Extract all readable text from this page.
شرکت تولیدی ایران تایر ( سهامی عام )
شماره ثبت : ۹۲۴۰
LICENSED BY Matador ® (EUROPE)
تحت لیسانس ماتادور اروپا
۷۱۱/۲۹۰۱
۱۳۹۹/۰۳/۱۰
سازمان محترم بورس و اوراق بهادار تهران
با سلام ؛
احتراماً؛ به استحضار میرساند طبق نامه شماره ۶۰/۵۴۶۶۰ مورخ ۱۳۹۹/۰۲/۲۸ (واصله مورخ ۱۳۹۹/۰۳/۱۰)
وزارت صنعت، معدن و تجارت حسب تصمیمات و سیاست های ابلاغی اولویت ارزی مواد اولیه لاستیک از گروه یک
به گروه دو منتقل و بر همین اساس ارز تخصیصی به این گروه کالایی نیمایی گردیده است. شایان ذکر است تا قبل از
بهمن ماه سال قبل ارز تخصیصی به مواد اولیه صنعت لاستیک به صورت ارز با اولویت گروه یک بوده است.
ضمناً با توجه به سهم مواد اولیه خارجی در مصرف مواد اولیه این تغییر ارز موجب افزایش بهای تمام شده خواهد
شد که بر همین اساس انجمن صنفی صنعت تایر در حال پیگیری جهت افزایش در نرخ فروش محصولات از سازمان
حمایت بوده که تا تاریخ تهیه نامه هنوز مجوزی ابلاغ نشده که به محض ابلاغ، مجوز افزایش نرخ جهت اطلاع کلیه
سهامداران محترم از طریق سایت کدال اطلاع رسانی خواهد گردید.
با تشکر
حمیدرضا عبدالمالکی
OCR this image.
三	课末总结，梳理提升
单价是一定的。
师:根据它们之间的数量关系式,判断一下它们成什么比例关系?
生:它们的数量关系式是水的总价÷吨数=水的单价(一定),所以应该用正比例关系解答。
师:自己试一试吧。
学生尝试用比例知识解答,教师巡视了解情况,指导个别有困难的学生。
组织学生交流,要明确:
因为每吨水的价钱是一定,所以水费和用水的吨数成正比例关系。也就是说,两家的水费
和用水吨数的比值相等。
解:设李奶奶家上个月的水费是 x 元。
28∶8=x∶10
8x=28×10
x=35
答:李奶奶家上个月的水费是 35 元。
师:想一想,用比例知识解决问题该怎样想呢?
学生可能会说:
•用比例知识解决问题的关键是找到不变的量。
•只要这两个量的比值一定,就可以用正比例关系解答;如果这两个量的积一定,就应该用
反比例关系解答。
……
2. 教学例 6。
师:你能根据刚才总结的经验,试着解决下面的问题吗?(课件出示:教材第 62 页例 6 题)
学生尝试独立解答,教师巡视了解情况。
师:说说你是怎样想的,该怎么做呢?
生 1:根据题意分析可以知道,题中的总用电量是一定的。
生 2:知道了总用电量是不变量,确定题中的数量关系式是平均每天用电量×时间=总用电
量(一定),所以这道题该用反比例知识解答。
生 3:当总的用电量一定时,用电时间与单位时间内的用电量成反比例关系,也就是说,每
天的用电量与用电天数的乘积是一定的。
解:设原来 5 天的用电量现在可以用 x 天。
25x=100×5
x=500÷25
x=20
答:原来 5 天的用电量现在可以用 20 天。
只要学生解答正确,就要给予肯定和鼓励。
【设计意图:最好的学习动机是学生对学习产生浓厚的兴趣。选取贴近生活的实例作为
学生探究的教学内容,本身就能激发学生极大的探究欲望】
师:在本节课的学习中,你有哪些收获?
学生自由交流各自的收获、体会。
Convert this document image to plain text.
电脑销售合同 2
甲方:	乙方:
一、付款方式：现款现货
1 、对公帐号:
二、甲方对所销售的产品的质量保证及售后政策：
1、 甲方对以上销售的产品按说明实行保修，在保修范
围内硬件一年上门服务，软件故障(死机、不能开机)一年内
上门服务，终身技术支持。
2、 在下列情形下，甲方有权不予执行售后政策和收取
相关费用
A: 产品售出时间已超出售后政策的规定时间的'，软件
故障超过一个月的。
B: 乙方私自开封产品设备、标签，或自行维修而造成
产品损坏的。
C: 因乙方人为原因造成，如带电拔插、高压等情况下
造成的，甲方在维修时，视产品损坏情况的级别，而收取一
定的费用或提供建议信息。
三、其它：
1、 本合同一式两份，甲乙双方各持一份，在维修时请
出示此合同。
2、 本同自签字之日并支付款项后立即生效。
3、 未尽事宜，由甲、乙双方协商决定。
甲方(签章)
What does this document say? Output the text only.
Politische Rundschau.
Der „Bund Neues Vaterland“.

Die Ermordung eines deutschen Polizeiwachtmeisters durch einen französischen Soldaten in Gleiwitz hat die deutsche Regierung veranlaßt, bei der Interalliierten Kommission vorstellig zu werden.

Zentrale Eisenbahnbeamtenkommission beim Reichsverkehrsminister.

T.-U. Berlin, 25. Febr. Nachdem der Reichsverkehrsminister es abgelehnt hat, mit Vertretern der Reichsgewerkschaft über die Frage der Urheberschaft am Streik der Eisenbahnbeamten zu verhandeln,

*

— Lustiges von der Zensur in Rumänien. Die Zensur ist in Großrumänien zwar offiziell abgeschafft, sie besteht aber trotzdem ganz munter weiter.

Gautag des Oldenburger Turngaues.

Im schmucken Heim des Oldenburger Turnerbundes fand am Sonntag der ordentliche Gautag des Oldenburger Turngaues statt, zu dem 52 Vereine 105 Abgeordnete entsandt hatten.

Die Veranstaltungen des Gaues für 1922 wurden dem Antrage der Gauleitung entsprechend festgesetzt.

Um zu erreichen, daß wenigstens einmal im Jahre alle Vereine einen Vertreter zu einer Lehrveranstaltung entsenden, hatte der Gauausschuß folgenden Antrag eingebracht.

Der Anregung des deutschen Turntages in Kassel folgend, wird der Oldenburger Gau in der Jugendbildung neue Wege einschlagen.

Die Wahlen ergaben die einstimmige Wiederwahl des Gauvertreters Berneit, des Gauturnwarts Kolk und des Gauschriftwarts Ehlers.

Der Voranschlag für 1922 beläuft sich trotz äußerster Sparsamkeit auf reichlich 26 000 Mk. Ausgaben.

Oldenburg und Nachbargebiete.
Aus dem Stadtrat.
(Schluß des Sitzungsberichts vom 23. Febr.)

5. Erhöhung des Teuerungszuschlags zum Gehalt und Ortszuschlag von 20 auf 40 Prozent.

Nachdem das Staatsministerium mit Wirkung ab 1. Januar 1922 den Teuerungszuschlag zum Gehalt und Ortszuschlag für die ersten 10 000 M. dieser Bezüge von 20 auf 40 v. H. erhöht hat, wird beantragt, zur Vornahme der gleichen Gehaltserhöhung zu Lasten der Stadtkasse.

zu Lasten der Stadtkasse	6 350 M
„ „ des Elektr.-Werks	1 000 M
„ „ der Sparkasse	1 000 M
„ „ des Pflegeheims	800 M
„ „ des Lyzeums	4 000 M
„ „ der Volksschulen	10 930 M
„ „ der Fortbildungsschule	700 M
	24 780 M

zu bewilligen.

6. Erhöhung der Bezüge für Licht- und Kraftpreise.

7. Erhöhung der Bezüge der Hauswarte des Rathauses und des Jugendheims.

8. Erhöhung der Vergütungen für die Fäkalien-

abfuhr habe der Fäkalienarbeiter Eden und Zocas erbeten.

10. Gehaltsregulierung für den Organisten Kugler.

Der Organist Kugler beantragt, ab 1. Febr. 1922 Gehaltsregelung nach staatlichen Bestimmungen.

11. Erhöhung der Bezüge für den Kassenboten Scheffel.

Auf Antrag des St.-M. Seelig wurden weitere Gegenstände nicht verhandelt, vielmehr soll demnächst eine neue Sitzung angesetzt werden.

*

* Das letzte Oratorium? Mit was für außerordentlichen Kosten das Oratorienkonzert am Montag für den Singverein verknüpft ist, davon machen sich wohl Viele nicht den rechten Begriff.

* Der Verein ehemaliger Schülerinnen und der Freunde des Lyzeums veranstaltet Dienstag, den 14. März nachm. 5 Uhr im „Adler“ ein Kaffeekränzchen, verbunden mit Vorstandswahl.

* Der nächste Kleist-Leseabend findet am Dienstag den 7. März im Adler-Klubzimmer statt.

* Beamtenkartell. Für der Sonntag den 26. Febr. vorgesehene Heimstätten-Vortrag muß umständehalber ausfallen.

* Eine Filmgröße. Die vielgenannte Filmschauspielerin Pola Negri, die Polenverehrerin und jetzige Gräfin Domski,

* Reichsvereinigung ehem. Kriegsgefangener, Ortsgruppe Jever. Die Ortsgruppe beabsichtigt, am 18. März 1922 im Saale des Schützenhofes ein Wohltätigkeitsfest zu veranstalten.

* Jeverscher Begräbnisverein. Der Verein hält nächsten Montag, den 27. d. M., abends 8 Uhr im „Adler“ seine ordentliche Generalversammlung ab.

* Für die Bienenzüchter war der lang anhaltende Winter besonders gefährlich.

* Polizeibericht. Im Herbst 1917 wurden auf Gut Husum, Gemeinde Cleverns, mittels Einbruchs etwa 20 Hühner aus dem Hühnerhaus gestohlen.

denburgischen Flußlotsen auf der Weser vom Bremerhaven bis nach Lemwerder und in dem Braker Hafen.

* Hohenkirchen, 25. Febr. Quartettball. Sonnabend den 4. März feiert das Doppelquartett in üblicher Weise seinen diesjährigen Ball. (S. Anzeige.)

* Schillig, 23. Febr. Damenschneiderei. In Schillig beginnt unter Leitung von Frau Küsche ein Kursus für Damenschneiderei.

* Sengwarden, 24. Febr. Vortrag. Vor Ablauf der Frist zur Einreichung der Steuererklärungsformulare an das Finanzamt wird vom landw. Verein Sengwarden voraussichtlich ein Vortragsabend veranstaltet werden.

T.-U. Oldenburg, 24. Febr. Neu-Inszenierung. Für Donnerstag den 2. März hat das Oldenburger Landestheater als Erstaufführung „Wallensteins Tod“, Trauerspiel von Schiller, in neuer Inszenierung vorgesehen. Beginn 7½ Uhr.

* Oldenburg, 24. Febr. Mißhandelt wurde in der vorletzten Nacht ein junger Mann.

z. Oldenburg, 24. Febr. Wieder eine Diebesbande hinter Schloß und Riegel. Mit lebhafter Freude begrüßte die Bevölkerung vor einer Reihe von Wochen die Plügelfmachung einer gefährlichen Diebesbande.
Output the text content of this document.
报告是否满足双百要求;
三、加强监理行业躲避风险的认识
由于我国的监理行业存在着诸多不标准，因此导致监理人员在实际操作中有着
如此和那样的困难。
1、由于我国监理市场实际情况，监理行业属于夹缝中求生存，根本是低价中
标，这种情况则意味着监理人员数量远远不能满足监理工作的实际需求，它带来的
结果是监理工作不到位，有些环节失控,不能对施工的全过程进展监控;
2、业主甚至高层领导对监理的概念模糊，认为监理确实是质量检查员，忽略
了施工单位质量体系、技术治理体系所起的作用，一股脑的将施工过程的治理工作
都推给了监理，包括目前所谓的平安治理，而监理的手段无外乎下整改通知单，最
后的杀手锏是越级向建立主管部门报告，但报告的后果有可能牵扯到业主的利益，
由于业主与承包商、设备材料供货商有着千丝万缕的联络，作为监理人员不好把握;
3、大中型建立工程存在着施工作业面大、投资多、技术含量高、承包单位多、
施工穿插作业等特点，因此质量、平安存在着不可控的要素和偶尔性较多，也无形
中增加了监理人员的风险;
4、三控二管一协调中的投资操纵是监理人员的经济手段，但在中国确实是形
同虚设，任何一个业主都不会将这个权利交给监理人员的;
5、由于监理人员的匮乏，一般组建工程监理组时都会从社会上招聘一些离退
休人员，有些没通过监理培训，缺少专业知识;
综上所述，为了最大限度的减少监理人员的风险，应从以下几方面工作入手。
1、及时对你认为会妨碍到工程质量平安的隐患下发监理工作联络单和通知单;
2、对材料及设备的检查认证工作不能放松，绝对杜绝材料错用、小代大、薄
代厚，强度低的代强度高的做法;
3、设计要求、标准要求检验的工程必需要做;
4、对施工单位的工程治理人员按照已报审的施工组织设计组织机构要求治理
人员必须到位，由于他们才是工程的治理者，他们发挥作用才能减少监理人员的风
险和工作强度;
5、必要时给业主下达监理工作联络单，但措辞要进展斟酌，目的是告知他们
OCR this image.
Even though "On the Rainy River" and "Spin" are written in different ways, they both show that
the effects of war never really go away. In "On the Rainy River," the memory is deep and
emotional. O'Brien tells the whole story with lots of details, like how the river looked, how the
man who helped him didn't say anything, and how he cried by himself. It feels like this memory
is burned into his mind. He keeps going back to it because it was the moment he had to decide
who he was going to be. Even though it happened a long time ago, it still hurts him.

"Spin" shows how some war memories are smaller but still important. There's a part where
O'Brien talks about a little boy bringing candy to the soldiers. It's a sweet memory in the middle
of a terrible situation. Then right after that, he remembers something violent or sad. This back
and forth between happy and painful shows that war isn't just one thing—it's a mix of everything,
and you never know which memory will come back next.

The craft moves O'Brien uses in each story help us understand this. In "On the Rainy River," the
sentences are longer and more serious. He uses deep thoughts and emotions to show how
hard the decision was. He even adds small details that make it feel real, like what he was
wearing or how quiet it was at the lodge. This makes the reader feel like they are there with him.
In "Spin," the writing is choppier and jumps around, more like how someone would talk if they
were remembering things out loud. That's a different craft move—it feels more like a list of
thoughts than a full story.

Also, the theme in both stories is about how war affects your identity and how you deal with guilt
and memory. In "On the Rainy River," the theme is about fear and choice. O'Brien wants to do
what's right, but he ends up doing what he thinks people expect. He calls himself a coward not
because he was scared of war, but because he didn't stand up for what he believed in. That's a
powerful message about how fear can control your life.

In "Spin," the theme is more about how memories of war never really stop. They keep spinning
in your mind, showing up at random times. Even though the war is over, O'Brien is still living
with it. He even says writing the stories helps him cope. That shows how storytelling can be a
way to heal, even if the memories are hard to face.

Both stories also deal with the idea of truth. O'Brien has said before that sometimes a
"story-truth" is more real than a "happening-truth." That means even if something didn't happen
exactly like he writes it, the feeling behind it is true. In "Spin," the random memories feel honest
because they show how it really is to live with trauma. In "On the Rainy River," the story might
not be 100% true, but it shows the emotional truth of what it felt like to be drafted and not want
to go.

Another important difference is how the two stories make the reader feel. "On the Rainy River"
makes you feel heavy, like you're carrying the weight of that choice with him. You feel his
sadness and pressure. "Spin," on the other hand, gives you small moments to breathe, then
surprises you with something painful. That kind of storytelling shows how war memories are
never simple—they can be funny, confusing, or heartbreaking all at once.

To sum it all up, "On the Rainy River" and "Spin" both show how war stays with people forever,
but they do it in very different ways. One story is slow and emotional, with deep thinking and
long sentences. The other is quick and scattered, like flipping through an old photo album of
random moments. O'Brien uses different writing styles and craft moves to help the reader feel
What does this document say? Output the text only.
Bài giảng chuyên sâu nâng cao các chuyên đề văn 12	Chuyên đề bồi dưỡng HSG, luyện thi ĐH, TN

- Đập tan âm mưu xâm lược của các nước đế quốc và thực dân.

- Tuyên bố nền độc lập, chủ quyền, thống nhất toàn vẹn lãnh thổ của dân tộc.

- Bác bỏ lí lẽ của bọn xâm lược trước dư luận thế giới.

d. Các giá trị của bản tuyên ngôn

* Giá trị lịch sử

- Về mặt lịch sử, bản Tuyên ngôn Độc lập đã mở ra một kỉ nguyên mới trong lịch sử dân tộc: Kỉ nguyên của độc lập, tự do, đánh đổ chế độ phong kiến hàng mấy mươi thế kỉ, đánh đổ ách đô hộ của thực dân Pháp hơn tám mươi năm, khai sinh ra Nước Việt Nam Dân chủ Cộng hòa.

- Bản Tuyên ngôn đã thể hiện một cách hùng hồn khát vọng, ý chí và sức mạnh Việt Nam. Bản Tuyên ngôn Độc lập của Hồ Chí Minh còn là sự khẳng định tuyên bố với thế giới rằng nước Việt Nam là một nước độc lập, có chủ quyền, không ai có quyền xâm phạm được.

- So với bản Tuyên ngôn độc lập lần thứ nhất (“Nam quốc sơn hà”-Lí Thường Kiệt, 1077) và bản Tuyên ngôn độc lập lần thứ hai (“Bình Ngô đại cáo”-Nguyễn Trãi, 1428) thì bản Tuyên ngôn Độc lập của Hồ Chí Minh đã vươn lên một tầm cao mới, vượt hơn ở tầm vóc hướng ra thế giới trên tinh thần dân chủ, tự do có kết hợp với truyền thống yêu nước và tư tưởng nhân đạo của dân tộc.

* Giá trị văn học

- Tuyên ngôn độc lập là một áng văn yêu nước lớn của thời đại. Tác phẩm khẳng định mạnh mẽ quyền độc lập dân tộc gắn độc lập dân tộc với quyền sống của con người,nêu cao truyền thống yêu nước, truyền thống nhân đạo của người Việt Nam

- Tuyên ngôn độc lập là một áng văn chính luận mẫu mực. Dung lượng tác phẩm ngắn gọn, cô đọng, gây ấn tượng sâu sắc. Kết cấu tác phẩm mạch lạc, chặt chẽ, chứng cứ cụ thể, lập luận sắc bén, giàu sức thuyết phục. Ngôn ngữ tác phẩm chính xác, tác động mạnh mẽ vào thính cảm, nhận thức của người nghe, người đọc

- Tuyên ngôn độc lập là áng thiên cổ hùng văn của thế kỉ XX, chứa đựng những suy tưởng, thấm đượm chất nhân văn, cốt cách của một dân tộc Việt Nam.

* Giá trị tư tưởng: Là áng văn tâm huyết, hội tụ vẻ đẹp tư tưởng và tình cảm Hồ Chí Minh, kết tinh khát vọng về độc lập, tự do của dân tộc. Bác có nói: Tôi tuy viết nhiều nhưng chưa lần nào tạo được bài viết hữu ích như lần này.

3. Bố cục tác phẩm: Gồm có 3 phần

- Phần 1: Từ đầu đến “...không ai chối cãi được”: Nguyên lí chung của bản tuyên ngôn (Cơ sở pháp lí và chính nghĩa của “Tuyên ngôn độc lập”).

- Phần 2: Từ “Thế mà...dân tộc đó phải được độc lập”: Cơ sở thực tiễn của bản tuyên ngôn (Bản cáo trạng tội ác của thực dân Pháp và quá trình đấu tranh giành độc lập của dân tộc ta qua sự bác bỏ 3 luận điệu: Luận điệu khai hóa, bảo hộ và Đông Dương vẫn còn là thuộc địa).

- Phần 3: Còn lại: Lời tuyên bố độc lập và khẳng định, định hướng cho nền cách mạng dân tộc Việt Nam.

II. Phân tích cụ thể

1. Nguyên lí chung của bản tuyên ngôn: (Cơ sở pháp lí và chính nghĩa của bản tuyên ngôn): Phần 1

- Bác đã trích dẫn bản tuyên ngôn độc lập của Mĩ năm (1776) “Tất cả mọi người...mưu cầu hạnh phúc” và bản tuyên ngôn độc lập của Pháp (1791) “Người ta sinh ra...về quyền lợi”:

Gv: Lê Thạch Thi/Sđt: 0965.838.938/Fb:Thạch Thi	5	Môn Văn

Stated exercise: Going through the records above, state how many lines carry "because", with no other text.

Answer for the task: 3